[START OF Dataset content]

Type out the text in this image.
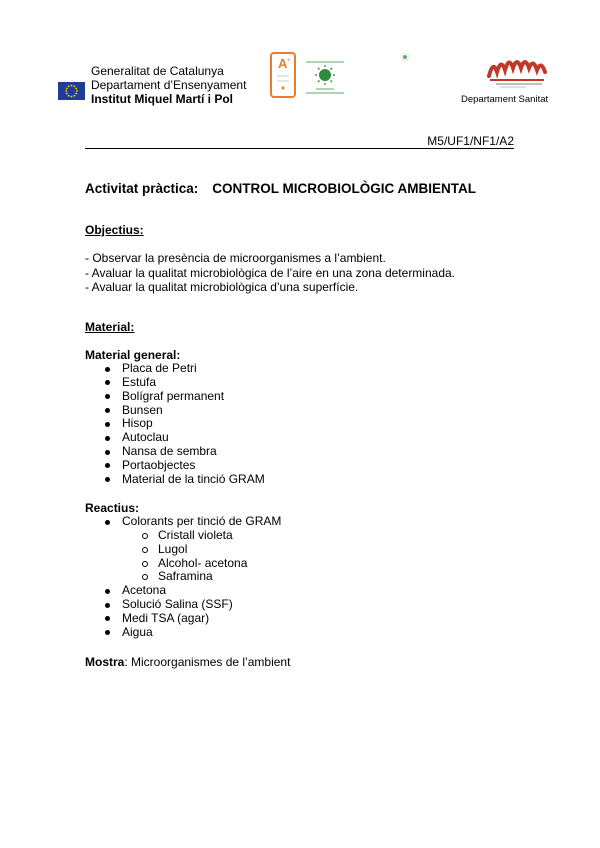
Generalitat de Catalunya
Departament d’Ensenyament
Institut Miquel Martí i Pol
A +
Departament Sanitat
M5/UF1/NF1/A2
Activitat pràctica: CONTROL MICROBIOLÒGIC AMBIENTAL
Objectius:
- Observar la presència de microorganismes a l’ambient.
- Avaluar la qualitat microbiològica de l’aire en una zona determinada.
- Avaluar la qualitat microbiològica d’una superfície.
Material:
Material general:
Placa de Petri
Estufa
Bolígraf permanent
Bunsen
Hisop
Autoclau
Nansa de sembra
Portaobjectes
Material de la tinció GRAM
Reactius:
Colorants per tinció de GRAM
Cristall violeta
Lugol
Alcohol- acetona
Saframina
Acetona
Solució Salina (SSF)
Medi TSA (agar)
Aigua
Mostra: Microorganismes de l’ambient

[END OF Dataset content]

● Do this
Write out the full listing verbatim, excluding its pictures.

● Solution below
Type out the text in this image.
Generalitat de Catalunya
Departament d’Ensenyament
Institut Miquel Martí i Pol
A +
Departament Sanitat
M5/UF1/NF1/A2
Activitat pràctica: CONTROL MICROBIOLÒGIC AMBIENTAL
Objectius:
- Observar la presència de microorganismes a l’ambient.
- Avaluar la qualitat microbiològica de l’aire en una zona determinada.
- Avaluar la qualitat microbiològica d’una superfície.
Material:
Material general:
Placa de Petri
Estufa
Bolígraf permanent
Bunsen
Hisop
Autoclau
Nansa de sembra
Portaobjectes
Material de la tinció GRAM
Reactius:
Colorants per tinció de GRAM
Cristall violeta
Lugol
Alcohol- acetona
Saframina
Acetona
Solució Salina (SSF)
Medi TSA (agar)
Aigua
Mostra: Microorganismes de l’ambient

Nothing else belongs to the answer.